■ Set exercise: Please pull out every line that includes the string "this".

** Start of Data section **

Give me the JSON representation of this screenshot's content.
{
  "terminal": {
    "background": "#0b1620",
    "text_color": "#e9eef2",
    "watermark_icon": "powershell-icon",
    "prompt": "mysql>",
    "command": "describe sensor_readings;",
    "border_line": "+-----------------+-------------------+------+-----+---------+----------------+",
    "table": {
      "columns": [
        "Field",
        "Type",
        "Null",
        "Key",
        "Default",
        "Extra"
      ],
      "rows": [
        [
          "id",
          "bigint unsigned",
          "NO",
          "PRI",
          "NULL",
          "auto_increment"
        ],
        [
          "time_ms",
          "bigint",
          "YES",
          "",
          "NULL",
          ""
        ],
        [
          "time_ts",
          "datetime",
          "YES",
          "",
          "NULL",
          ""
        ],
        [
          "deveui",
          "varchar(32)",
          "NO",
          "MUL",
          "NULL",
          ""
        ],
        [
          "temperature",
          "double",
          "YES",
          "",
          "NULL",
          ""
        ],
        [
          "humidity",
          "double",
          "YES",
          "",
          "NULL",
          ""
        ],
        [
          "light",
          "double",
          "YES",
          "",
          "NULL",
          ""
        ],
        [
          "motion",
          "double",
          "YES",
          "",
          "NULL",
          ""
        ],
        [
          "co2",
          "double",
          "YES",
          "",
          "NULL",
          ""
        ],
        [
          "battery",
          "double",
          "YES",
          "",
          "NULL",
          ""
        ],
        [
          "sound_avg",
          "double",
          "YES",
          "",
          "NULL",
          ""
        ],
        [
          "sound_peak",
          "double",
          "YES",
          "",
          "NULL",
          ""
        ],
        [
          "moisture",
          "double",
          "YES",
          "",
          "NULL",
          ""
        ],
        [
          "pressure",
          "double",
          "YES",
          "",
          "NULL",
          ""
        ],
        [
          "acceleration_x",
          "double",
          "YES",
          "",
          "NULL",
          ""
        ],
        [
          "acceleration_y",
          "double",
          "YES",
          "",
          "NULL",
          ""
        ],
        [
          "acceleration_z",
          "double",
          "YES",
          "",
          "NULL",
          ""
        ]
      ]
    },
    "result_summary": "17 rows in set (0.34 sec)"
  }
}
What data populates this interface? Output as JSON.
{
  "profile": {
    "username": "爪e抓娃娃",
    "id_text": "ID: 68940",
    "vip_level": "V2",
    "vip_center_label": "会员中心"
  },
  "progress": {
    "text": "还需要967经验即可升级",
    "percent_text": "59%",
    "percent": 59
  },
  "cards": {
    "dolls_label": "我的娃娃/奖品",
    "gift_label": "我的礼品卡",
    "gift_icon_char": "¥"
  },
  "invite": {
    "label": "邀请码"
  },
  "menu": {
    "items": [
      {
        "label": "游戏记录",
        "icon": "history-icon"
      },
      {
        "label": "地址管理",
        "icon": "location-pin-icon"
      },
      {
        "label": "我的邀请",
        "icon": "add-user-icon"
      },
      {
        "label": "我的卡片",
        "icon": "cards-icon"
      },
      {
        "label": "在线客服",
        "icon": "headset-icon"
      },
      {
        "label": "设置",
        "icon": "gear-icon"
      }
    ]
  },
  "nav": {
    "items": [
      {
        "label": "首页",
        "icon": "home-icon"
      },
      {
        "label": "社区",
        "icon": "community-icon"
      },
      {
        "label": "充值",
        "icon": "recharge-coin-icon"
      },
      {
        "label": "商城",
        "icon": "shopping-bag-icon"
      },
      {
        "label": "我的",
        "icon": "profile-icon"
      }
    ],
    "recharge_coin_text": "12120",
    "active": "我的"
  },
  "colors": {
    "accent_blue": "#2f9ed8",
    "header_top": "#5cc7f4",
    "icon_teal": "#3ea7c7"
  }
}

** End of Data section **

■ Task answer:
Give me the JSON representation of this screenshot's content.
What data populates this interface? Output as JSON.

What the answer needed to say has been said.